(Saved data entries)
>> BEGIN
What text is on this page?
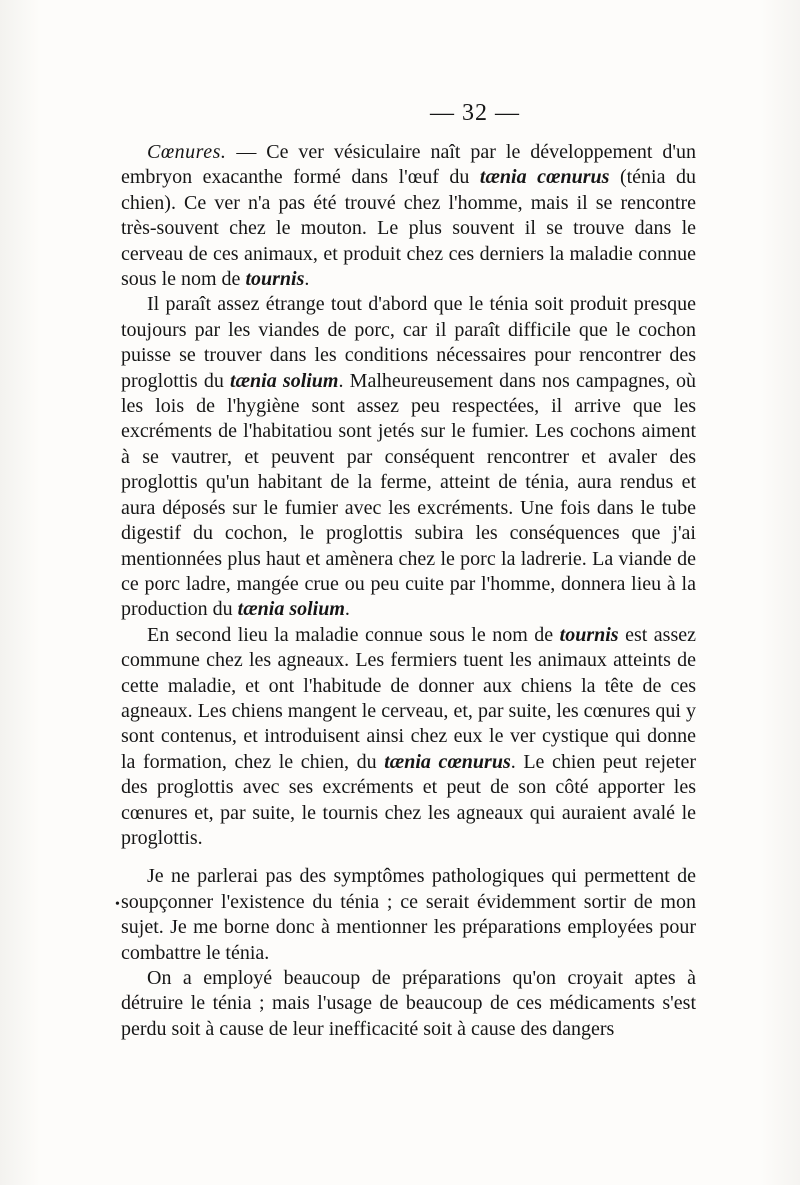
— 32 —
•

Cœnures. — Ce ver vésiculaire naît par le développement d'un embryon exacanthe formé dans l'œuf du tænia cœnurus (ténia du chien). Ce ver n'a pas été trouvé chez l'homme, mais il se rencontre très-souvent chez le mouton. Le plus souvent il se trouve dans le cerveau de ces animaux, et produit chez ces derniers la maladie connue sous le nom de tournis.

Il paraît assez étrange tout d'abord que le ténia soit produit presque toujours par les viandes de porc, car il paraît difficile que le cochon puisse se trouver dans les conditions nécessaires pour rencontrer des proglottis du tænia solium. Malheureusement dans nos campagnes, où les lois de l'hygiène sont assez peu respectées, il arrive que les excréments de l'habitatiou sont jetés sur le fumier. Les cochons aiment à se vautrer, et peuvent par conséquent rencontrer et avaler des proglottis qu'un habitant de la ferme, atteint de ténia, aura rendus et aura déposés sur le fumier avec les excréments. Une fois dans le tube digestif du cochon, le proglottis subira les conséquences que j'ai mentionnées plus haut et amènera chez le porc la ladrerie. La viande de ce porc ladre, mangée crue ou peu cuite par l'homme, donnera lieu à la production du tænia solium.

En second lieu la maladie connue sous le nom de tournis est assez commune chez les agneaux. Les fermiers tuent les animaux atteints de cette maladie, et ont l'habitude de donner aux chiens la tête de ces agneaux. Les chiens mangent le cerveau, et, par suite, les cœnures qui y sont contenus, et introduisent ainsi chez eux le ver cystique qui donne la formation, chez le chien, du tænia cœnurus. Le chien peut rejeter des proglottis avec ses excréments et peut de son côté apporter les cœnures et, par suite, le tournis chez les agneaux qui auraient avalé le proglottis.

Je ne parlerai pas des symptômes pathologiques qui permettent de soupçonner l'existence du ténia ; ce serait évidemment sortir de mon sujet. Je me borne donc à mentionner les préparations employées pour combattre le ténia.

On a employé beaucoup de préparations qu'on croyait aptes à détruire le ténia ; mais l'usage de beaucoup de ces médicaments s'est perdu soit à cause de leur inefficacité soit à cause des dangers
>> END
(DIRECTIONS): Quote the data exactly, leaving every image out of the copy.

(WRITTEN RESPONSE):
What text is on this page?
— 32 —
•

Cœnures. — Ce ver vésiculaire naît par le développement d'un embryon exacanthe formé dans l'œuf du tænia cœnurus (ténia du chien). Ce ver n'a pas été trouvé chez l'homme, mais il se rencontre très-souvent chez le mouton. Le plus souvent il se trouve dans le cerveau de ces animaux, et produit chez ces derniers la maladie connue sous le nom de tournis.

Il paraît assez étrange tout d'abord que le ténia soit produit presque toujours par les viandes de porc, car il paraît difficile que le cochon puisse se trouver dans les conditions nécessaires pour rencontrer des proglottis du tænia solium. Malheureusement dans nos campagnes, où les lois de l'hygiène sont assez peu respectées, il arrive que les excréments de l'habitatiou sont jetés sur le fumier. Les cochons aiment à se vautrer, et peuvent par conséquent rencontrer et avaler des proglottis qu'un habitant de la ferme, atteint de ténia, aura rendus et aura déposés sur le fumier avec les excréments. Une fois dans le tube digestif du cochon, le proglottis subira les conséquences que j'ai mentionnées plus haut et amènera chez le porc la ladrerie. La viande de ce porc ladre, mangée crue ou peu cuite par l'homme, donnera lieu à la production du tænia solium.

En second lieu la maladie connue sous le nom de tournis est assez commune chez les agneaux. Les fermiers tuent les animaux atteints de cette maladie, et ont l'habitude de donner aux chiens la tête de ces agneaux. Les chiens mangent le cerveau, et, par suite, les cœnures qui y sont contenus, et introduisent ainsi chez eux le ver cystique qui donne la formation, chez le chien, du tænia cœnurus. Le chien peut rejeter des proglottis avec ses excréments et peut de son côté apporter les cœnures et, par suite, le tournis chez les agneaux qui auraient avalé le proglottis.

Je ne parlerai pas des symptômes pathologiques qui permettent de soupçonner l'existence du ténia ; ce serait évidemment sortir de mon sujet. Je me borne donc à mentionner les préparations employées pour combattre le ténia.

On a employé beaucoup de préparations qu'on croyait aptes à détruire le ténia ; mais l'usage de beaucoup de ces médicaments s'est perdu soit à cause de leur inefficacité soit à cause des dangers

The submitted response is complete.